> **Dataset excerpts**:

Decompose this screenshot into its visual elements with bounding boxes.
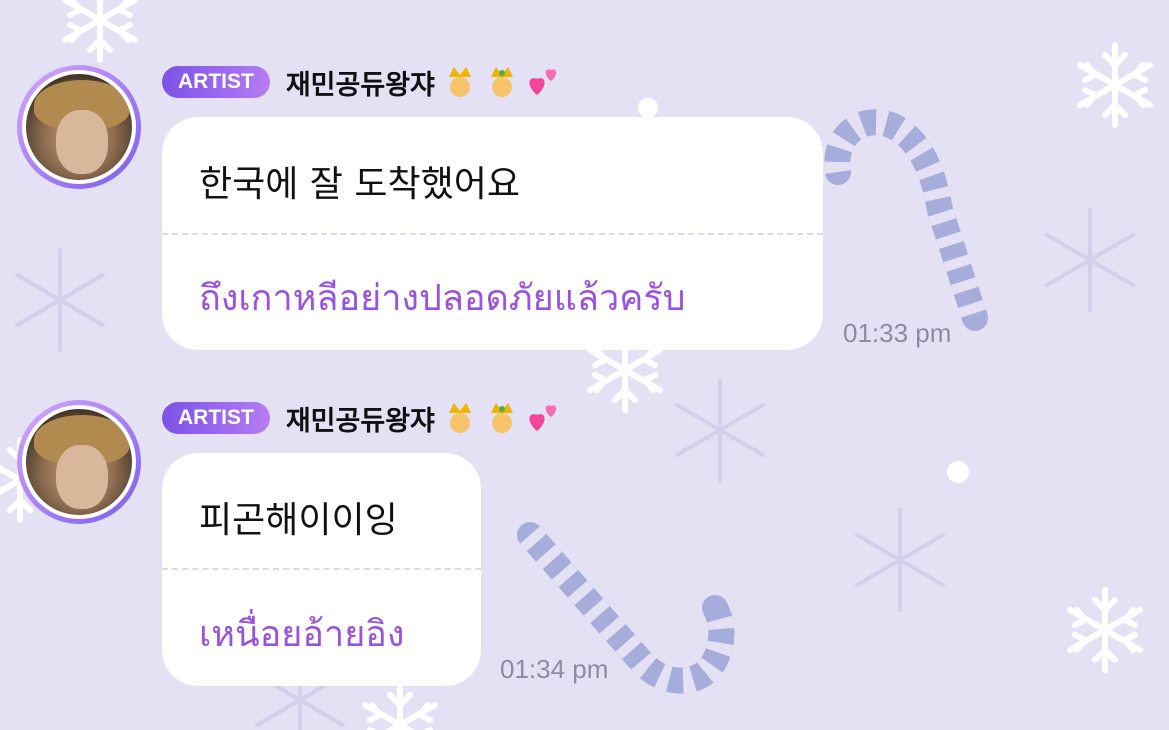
translation-text: ถึงเกาหลีอย่างปลอดภัยแล้วครับ [199, 278, 686, 319]
two-hearts-icon [529, 69, 557, 95]
timestamp: 01:34 pm [500, 654, 609, 684]
two-hearts-icon [529, 405, 557, 431]
avatar[interactable] [17, 400, 141, 524]
prince-crown-icon [448, 67, 471, 97]
translation-text: เหนื่อยอ้ายอิง [199, 614, 405, 655]
message-bubble[interactable]: 한국에 잘 도착했어요 ถึงเกาหลีอย่างปลอดภัยแล้วครั… [162, 117, 823, 350]
avatar[interactable] [17, 65, 141, 189]
prince-crown-icon [448, 403, 471, 433]
message-text: 한국에 잘 도착했어요 [199, 164, 520, 205]
snowflake-icon [365, 685, 435, 730]
snowflake-icon [1070, 590, 1140, 670]
prince-crown-icon [490, 67, 513, 97]
divider [162, 568, 481, 570]
divider [162, 233, 823, 235]
timestamp: 01:33 pm [843, 318, 952, 348]
snowflake-icon [65, 0, 135, 60]
message-bubble[interactable]: 피곤해이이잉 เหนื่อยอ้ายอิง [162, 453, 481, 686]
snowflake-icon [1080, 45, 1150, 125]
artist-badge: ARTIST [162, 402, 270, 434]
message-header: ARTIST 재민공듀왕쟈 [162, 399, 561, 438]
message-header: ARTIST 재민공듀왕쟈 [162, 63, 561, 102]
artist-badge: ARTIST [162, 66, 270, 98]
sender-name[interactable]: 재민공듀왕쟈 [286, 63, 435, 102]
sender-name[interactable]: 재민공듀왕쟈 [286, 399, 435, 438]
message-text: 피곤해이이잉 [199, 500, 398, 541]
prince-crown-icon [490, 403, 513, 433]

> **Exercise**: Retype all the rows above line for line, unchanged, but leave out any picture.

> **Final answer**:
Decompose this screenshot into its visual elements with bounding boxes.
translation-text: ถึงเกาหลีอย่างปลอดภัยแล้วครับ [199, 278, 686, 319]
two-hearts-icon [529, 69, 557, 95]
timestamp: 01:34 pm [500, 654, 609, 684]
two-hearts-icon [529, 405, 557, 431]
avatar[interactable] [17, 400, 141, 524]
prince-crown-icon [448, 67, 471, 97]
translation-text: เหนื่อยอ้ายอิง [199, 614, 405, 655]
message-bubble[interactable]: 한국에 잘 도착했어요 ถึงเกาหลีอย่างปลอดภัยแล้วครั… [162, 117, 823, 350]
avatar[interactable] [17, 65, 141, 189]
prince-crown-icon [448, 403, 471, 433]
message-text: 한국에 잘 도착했어요 [199, 164, 520, 205]
snowflake-icon [365, 685, 435, 730]
snowflake-icon [1070, 590, 1140, 670]
prince-crown-icon [490, 67, 513, 97]
divider [162, 568, 481, 570]
divider [162, 233, 823, 235]
timestamp: 01:33 pm [843, 318, 952, 348]
snowflake-icon [65, 0, 135, 60]
message-bubble[interactable]: 피곤해이이잉 เหนื่อยอ้ายอิง [162, 453, 481, 686]
snowflake-icon [1080, 45, 1150, 125]
artist-badge: ARTIST [162, 402, 270, 434]
message-header: ARTIST 재민공듀왕쟈 [162, 399, 561, 438]
message-header: ARTIST 재민공듀왕쟈 [162, 63, 561, 102]
artist-badge: ARTIST [162, 66, 270, 98]
sender-name[interactable]: 재민공듀왕쟈 [286, 63, 435, 102]
sender-name[interactable]: 재민공듀왕쟈 [286, 399, 435, 438]
message-text: 피곤해이이잉 [199, 500, 398, 541]
prince-crown-icon [490, 403, 513, 433]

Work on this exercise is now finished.